** begin RECORD EXTRACTS **

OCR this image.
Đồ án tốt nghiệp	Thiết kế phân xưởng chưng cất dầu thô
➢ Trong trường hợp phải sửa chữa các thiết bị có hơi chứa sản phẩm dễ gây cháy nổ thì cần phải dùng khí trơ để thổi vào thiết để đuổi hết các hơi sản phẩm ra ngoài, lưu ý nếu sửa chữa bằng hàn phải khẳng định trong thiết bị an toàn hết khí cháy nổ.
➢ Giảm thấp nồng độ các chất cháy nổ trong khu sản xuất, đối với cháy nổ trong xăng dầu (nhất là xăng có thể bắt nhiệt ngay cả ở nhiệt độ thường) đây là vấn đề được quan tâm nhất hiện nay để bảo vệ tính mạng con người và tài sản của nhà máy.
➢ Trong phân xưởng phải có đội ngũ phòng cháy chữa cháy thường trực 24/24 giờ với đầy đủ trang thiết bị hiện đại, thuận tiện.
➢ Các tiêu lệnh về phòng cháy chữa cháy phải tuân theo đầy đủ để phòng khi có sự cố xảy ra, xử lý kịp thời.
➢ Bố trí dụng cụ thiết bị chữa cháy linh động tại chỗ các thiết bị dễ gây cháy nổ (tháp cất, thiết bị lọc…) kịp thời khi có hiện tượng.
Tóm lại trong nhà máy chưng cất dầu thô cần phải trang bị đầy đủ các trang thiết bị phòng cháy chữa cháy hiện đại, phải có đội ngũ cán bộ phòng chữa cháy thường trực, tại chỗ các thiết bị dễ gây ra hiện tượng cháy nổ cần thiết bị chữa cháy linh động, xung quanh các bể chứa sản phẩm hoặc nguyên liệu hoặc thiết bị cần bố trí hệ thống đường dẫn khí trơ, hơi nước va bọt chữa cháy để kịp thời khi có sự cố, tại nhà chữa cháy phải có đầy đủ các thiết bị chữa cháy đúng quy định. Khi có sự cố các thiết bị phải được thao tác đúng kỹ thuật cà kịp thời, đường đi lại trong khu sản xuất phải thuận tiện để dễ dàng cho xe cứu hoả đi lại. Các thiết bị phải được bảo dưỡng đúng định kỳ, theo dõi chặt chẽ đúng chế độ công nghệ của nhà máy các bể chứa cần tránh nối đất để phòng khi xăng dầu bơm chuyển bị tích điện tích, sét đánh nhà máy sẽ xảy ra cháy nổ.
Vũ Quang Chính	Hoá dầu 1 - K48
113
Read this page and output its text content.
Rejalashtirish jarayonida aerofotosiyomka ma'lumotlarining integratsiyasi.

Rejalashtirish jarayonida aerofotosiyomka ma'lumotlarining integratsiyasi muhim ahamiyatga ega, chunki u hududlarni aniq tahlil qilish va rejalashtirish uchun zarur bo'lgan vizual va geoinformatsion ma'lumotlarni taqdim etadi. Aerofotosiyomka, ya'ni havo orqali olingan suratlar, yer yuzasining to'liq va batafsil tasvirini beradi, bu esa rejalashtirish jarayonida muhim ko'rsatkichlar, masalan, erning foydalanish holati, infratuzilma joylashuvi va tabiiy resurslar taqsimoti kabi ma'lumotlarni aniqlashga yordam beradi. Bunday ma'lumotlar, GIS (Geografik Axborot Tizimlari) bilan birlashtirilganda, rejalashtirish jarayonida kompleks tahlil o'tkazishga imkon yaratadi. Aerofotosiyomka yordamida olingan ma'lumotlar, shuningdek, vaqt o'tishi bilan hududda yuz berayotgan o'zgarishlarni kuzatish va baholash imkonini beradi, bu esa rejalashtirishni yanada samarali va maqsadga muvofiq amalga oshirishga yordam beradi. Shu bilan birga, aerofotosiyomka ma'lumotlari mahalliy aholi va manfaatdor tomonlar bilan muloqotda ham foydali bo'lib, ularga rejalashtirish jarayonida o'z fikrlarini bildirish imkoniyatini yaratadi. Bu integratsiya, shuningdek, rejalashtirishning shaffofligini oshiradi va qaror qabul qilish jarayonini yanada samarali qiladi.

** end RECORD EXTRACTS **

**DIRECTIVE:** The entries above must be returned exactly.

**ANSWER TO THE TASK:**
OCR this image.
Đồ án tốt nghiệp	Thiết kế phân xưởng chưng cất dầu thô
➢ Trong trường hợp phải sửa chữa các thiết bị có hơi chứa sản phẩm dễ gây cháy nổ thì cần phải dùng khí trơ để thổi vào thiết để đuổi hết các hơi sản phẩm ra ngoài, lưu ý nếu sửa chữa bằng hàn phải khẳng định trong thiết bị an toàn hết khí cháy nổ.
➢ Giảm thấp nồng độ các chất cháy nổ trong khu sản xuất, đối với cháy nổ trong xăng dầu (nhất là xăng có thể bắt nhiệt ngay cả ở nhiệt độ thường) đây là vấn đề được quan tâm nhất hiện nay để bảo vệ tính mạng con người và tài sản của nhà máy.
➢ Trong phân xưởng phải có đội ngũ phòng cháy chữa cháy thường trực 24/24 giờ với đầy đủ trang thiết bị hiện đại, thuận tiện.
➢ Các tiêu lệnh về phòng cháy chữa cháy phải tuân theo đầy đủ để phòng khi có sự cố xảy ra, xử lý kịp thời.
➢ Bố trí dụng cụ thiết bị chữa cháy linh động tại chỗ các thiết bị dễ gây cháy nổ (tháp cất, thiết bị lọc…) kịp thời khi có hiện tượng.
Tóm lại trong nhà máy chưng cất dầu thô cần phải trang bị đầy đủ các trang thiết bị phòng cháy chữa cháy hiện đại, phải có đội ngũ cán bộ phòng chữa cháy thường trực, tại chỗ các thiết bị dễ gây ra hiện tượng cháy nổ cần thiết bị chữa cháy linh động, xung quanh các bể chứa sản phẩm hoặc nguyên liệu hoặc thiết bị cần bố trí hệ thống đường dẫn khí trơ, hơi nước va bọt chữa cháy để kịp thời khi có sự cố, tại nhà chữa cháy phải có đầy đủ các thiết bị chữa cháy đúng quy định. Khi có sự cố các thiết bị phải được thao tác đúng kỹ thuật cà kịp thời, đường đi lại trong khu sản xuất phải thuận tiện để dễ dàng cho xe cứu hoả đi lại. Các thiết bị phải được bảo dưỡng đúng định kỳ, theo dõi chặt chẽ đúng chế độ công nghệ của nhà máy các bể chứa cần tránh nối đất để phòng khi xăng dầu bơm chuyển bị tích điện tích, sét đánh nhà máy sẽ xảy ra cháy nổ.
Vũ Quang Chính	Hoá dầu 1 - K48
113
Read this page and output its text content.
Rejalashtirish jarayonida aerofotosiyomka ma'lumotlarining integratsiyasi.

Rejalashtirish jarayonida aerofotosiyomka ma'lumotlarining integratsiyasi muhim ahamiyatga ega, chunki u hududlarni aniq tahlil qilish va rejalashtirish uchun zarur bo'lgan vizual va geoinformatsion ma'lumotlarni taqdim etadi. Aerofotosiyomka, ya'ni havo orqali olingan suratlar, yer yuzasining to'liq va batafsil tasvirini beradi, bu esa rejalashtirish jarayonida muhim ko'rsatkichlar, masalan, erning foydalanish holati, infratuzilma joylashuvi va tabiiy resurslar taqsimoti kabi ma'lumotlarni aniqlashga yordam beradi. Bunday ma'lumotlar, GIS (Geografik Axborot Tizimlari) bilan birlashtirilganda, rejalashtirish jarayonida kompleks tahlil o'tkazishga imkon yaratadi. Aerofotosiyomka yordamida olingan ma'lumotlar, shuningdek, vaqt o'tishi bilan hududda yuz berayotgan o'zgarishlarni kuzatish va baholash imkonini beradi, bu esa rejalashtirishni yanada samarali va maqsadga muvofiq amalga oshirishga yordam beradi. Shu bilan birga, aerofotosiyomka ma'lumotlari mahalliy aholi va manfaatdor tomonlar bilan muloqotda ham foydali bo'lib, ularga rejalashtirish jarayonida o'z fikrlarini bildirish imkoniyatini yaratadi. Bu integratsiya, shuningdek, rejalashtirishning shaffofligini oshiradi va qaror qabul qilish jarayonini yanada samarali qiladi.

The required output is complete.